Gather up the lines that contain "Unprivileged".

· · · ·

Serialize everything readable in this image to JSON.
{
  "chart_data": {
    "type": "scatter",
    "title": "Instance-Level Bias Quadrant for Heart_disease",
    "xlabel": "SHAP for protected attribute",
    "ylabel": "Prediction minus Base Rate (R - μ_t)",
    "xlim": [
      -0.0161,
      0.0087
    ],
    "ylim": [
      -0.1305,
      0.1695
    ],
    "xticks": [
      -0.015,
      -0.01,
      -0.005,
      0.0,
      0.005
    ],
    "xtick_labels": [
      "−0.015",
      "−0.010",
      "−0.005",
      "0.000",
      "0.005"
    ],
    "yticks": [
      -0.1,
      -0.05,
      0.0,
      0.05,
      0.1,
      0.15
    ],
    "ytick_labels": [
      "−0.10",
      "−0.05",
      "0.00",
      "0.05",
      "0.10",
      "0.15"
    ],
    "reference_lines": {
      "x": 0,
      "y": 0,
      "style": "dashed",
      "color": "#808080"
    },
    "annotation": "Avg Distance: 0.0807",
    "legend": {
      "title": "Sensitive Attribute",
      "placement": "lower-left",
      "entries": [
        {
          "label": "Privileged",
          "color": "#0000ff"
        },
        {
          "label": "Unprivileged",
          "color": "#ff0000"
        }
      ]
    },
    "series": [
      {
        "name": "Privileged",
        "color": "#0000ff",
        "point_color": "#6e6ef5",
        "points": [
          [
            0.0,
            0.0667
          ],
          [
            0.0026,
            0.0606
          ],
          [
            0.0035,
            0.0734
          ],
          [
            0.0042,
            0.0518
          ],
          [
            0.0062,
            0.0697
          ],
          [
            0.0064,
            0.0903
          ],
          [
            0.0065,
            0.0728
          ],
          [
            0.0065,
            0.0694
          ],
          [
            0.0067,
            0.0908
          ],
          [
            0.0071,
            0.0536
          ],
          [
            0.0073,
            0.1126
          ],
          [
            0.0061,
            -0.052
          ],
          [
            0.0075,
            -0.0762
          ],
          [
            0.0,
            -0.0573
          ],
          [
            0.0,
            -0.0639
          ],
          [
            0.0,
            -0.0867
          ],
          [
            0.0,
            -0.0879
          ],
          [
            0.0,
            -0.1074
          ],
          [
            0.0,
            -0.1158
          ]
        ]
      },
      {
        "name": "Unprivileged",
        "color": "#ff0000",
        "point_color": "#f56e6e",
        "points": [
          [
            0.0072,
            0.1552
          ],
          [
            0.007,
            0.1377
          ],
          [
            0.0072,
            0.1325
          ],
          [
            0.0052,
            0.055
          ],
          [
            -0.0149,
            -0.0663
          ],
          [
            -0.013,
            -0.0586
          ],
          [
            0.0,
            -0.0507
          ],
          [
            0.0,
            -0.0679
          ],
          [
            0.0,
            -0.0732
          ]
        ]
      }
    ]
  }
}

· · · ·

**COMPLETE RESPONSE:**
          "label": "Unprivileged",
        "name": "Unprivileged",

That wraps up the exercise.